Task requirements: Go through the entries below and retype them exactly, omitting each picture.

----- Material to process

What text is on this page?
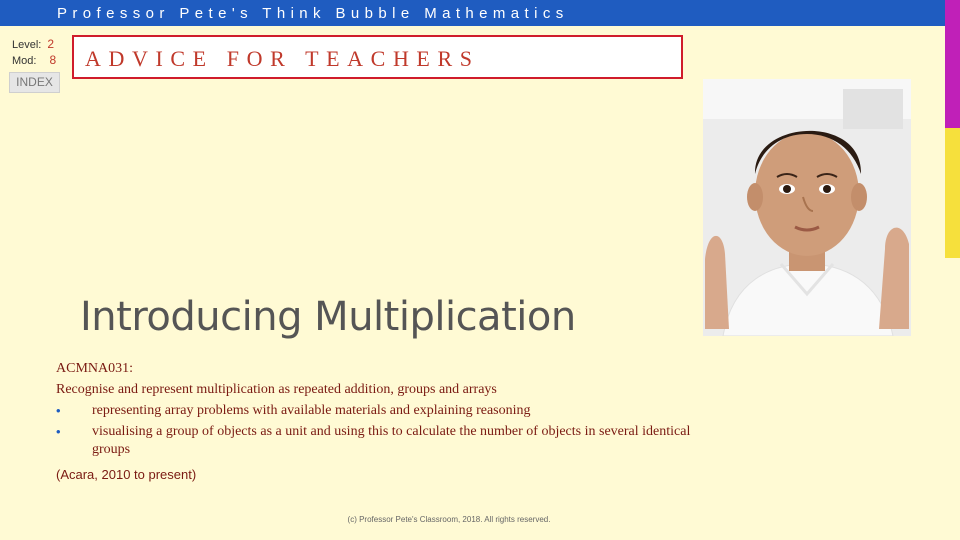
Professor Pete's Think Bubble Mathematics
Level: 2
Mod: 8
INDEX
ADVICE FOR TEACHERS
Introducing Multiplication
ACMNA031:
Recognise and represent multiplication as repeated addition, groups and arrays
• representing array problems with available materials and explaining reasoning
• visualising a group of objects as a unit and using this to calculate the number of objects in several identical groups
(Acara, 2010 to present)
(c) Professor Pete's Classroom, 2018. All rights reserved.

----------

Solution:
What text is on this page?
Professor Pete's Think Bubble Mathematics
Level: 2
Mod: 8
INDEX
ADVICE FOR TEACHERS
Introducing Multiplication
ACMNA031:
Recognise and represent multiplication as repeated addition, groups and arrays
• representing array problems with available materials and explaining reasoning
• visualising a group of objects as a unit and using this to calculate the number of objects in several identical groups
(Acara, 2010 to present)
(c) Professor Pete's Classroom, 2018. All rights reserved.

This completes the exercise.